> The exercise: Repeat the whole of the data, keeping every detail the same.

Data section start

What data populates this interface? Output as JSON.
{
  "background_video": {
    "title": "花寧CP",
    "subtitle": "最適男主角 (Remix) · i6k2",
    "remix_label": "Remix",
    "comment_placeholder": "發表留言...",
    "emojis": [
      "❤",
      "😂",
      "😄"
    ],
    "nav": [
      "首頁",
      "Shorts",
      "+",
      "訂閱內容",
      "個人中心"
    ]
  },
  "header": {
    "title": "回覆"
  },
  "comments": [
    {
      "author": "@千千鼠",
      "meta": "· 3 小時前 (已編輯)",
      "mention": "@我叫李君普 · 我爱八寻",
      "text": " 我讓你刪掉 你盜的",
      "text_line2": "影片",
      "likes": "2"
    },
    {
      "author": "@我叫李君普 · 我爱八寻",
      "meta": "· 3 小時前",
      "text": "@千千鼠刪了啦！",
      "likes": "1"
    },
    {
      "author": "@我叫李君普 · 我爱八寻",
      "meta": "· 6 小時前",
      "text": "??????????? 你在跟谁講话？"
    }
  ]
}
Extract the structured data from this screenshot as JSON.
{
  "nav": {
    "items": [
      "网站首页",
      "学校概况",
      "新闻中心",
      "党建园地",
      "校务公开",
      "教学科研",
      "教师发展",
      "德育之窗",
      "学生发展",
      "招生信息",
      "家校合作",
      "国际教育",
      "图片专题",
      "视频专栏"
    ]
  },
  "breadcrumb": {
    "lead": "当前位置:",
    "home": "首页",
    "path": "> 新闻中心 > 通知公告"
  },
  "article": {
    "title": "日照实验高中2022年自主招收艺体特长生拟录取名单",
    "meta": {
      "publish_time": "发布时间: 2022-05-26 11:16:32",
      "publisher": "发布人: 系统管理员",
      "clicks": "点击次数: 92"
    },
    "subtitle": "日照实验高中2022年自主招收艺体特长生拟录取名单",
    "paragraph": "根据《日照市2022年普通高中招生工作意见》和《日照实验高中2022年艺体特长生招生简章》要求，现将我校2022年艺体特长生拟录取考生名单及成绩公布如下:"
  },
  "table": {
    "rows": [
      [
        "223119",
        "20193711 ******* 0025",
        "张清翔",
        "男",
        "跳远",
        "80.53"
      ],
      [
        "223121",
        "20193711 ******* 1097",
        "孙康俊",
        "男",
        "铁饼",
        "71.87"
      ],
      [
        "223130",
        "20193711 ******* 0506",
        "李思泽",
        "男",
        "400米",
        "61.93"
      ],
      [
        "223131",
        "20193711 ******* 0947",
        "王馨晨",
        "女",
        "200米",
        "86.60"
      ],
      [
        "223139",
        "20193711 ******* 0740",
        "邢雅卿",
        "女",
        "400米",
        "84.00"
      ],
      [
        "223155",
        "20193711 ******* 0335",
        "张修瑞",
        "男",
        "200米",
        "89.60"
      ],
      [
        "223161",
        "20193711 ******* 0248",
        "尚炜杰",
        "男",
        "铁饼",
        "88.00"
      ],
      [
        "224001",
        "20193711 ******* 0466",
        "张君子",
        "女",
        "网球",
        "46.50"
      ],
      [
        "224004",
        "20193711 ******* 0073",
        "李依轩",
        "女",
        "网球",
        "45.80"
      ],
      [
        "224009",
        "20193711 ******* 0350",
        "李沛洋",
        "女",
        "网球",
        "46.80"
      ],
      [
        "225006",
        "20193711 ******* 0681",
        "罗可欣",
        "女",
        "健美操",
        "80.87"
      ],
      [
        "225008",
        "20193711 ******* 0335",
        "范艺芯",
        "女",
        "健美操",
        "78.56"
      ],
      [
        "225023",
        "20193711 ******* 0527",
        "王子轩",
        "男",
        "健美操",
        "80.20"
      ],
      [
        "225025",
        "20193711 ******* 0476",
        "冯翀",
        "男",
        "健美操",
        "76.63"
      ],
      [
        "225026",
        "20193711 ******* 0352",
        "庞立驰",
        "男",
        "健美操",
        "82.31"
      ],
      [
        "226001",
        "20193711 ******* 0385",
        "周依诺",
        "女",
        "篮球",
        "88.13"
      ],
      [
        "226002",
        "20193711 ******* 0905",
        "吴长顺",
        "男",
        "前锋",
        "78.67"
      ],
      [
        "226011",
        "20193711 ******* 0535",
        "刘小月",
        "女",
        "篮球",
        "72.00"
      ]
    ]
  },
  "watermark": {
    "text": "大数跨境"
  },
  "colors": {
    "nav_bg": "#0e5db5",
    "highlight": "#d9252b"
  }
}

Data section end

> Exercise solution:
What data populates this interface? Output as JSON.
{
  "background_video": {
    "title": "花寧CP",
    "subtitle": "最適男主角 (Remix) · i6k2",
    "remix_label": "Remix",
    "comment_placeholder": "發表留言...",
    "emojis": [
      "❤",
      "😂",
      "😄"
    ],
    "nav": [
      "首頁",
      "Shorts",
      "+",
      "訂閱內容",
      "個人中心"
    ]
  },
  "header": {
    "title": "回覆"
  },
  "comments": [
    {
      "author": "@千千鼠",
      "meta": "· 3 小時前 (已編輯)",
      "mention": "@我叫李君普 · 我爱八寻",
      "text": " 我讓你刪掉 你盜的",
      "text_line2": "影片",
      "likes": "2"
    },
    {
      "author": "@我叫李君普 · 我爱八寻",
      "meta": "· 3 小時前",
      "text": "@千千鼠刪了啦！",
      "likes": "1"
    },
    {
      "author": "@我叫李君普 · 我爱八寻",
      "meta": "· 6 小時前",
      "text": "??????????? 你在跟谁講话？"
    }
  ]
}
Extract the structured data from this screenshot as JSON.
{
  "nav": {
    "items": [
      "网站首页",
      "学校概况",
      "新闻中心",
      "党建园地",
      "校务公开",
      "教学科研",
      "教师发展",
      "德育之窗",
      "学生发展",
      "招生信息",
      "家校合作",
      "国际教育",
      "图片专题",
      "视频专栏"
    ]
  },
  "breadcrumb": {
    "lead": "当前位置:",
    "home": "首页",
    "path": "> 新闻中心 > 通知公告"
  },
  "article": {
    "title": "日照实验高中2022年自主招收艺体特长生拟录取名单",
    "meta": {
      "publish_time": "发布时间: 2022-05-26 11:16:32",
      "publisher": "发布人: 系统管理员",
      "clicks": "点击次数: 92"
    },
    "subtitle": "日照实验高中2022年自主招收艺体特长生拟录取名单",
    "paragraph": "根据《日照市2022年普通高中招生工作意见》和《日照实验高中2022年艺体特长生招生简章》要求，现将我校2022年艺体特长生拟录取考生名单及成绩公布如下:"
  },
  "table": {
    "rows": [
      [
        "223119",
        "20193711 ******* 0025",
        "张清翔",
        "男",
        "跳远",
        "80.53"
      ],
      [
        "223121",
        "20193711 ******* 1097",
        "孙康俊",
        "男",
        "铁饼",
        "71.87"
      ],
      [
        "223130",
        "20193711 ******* 0506",
        "李思泽",
        "男",
        "400米",
        "61.93"
      ],
      [
        "223131",
        "20193711 ******* 0947",
        "王馨晨",
        "女",
        "200米",
        "86.60"
      ],
      [
        "223139",
        "20193711 ******* 0740",
        "邢雅卿",
        "女",
        "400米",
        "84.00"
      ],
      [
        "223155",
        "20193711 ******* 0335",
        "张修瑞",
        "男",
        "200米",
        "89.60"
      ],
      [
        "223161",
        "20193711 ******* 0248",
        "尚炜杰",
        "男",
        "铁饼",
        "88.00"
      ],
      [
        "224001",
        "20193711 ******* 0466",
        "张君子",
        "女",
        "网球",
        "46.50"
      ],
      [
        "224004",
        "20193711 ******* 0073",
        "李依轩",
        "女",
        "网球",
        "45.80"
      ],
      [
        "224009",
        "20193711 ******* 0350",
        "李沛洋",
        "女",
        "网球",
        "46.80"
      ],
      [
        "225006",
        "20193711 ******* 0681",
        "罗可欣",
        "女",
        "健美操",
        "80.87"
      ],
      [
        "225008",
        "20193711 ******* 0335",
        "范艺芯",
        "女",
        "健美操",
        "78.56"
      ],
      [
        "225023",
        "20193711 ******* 0527",
        "王子轩",
        "男",
        "健美操",
        "80.20"
      ],
      [
        "225025",
        "20193711 ******* 0476",
        "冯翀",
        "男",
        "健美操",
        "76.63"
      ],
      [
        "225026",
        "20193711 ******* 0352",
        "庞立驰",
        "男",
        "健美操",
        "82.31"
      ],
      [
        "226001",
        "20193711 ******* 0385",
        "周依诺",
        "女",
        "篮球",
        "88.13"
      ],
      [
        "226002",
        "20193711 ******* 0905",
        "吴长顺",
        "男",
        "前锋",
        "78.67"
      ],
      [
        "226011",
        "20193711 ******* 0535",
        "刘小月",
        "女",
        "篮球",
        "72.00"
      ]
    ]
  },
  "watermark": {
    "text": "大数跨境"
  },
  "colors": {
    "nav_bg": "#0e5db5",
    "highlight": "#d9252b"
  }
}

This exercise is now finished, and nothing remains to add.